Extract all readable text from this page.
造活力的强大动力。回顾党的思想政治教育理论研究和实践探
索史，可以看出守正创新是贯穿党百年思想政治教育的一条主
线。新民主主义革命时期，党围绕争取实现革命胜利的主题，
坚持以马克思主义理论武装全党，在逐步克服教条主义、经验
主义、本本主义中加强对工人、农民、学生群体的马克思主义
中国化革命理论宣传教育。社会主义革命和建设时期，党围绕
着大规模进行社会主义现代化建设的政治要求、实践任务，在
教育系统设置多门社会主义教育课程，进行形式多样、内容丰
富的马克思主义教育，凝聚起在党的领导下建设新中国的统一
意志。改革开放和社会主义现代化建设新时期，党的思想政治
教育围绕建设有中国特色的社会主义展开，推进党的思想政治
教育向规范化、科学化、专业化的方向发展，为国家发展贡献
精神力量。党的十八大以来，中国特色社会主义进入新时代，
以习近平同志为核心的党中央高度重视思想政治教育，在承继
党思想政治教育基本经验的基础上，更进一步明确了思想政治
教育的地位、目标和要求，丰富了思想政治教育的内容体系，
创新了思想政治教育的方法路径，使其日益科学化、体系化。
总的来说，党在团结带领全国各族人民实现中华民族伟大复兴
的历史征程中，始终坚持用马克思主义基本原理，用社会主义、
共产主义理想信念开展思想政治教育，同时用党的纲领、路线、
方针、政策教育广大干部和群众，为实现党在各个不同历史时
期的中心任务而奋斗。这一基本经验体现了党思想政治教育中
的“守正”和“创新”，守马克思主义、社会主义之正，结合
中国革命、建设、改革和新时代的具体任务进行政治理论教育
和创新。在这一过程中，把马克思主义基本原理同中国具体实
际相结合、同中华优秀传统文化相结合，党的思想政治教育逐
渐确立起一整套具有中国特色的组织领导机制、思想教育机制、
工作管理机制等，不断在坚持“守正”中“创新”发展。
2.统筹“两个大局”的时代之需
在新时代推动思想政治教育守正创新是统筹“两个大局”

-- -- --

Pick out every line above that contains the word "两个大局" and copy it.

## Written reply
2.统筹“两个大局”的时代之需
在新时代推动思想政治教育守正创新是统筹“两个大局”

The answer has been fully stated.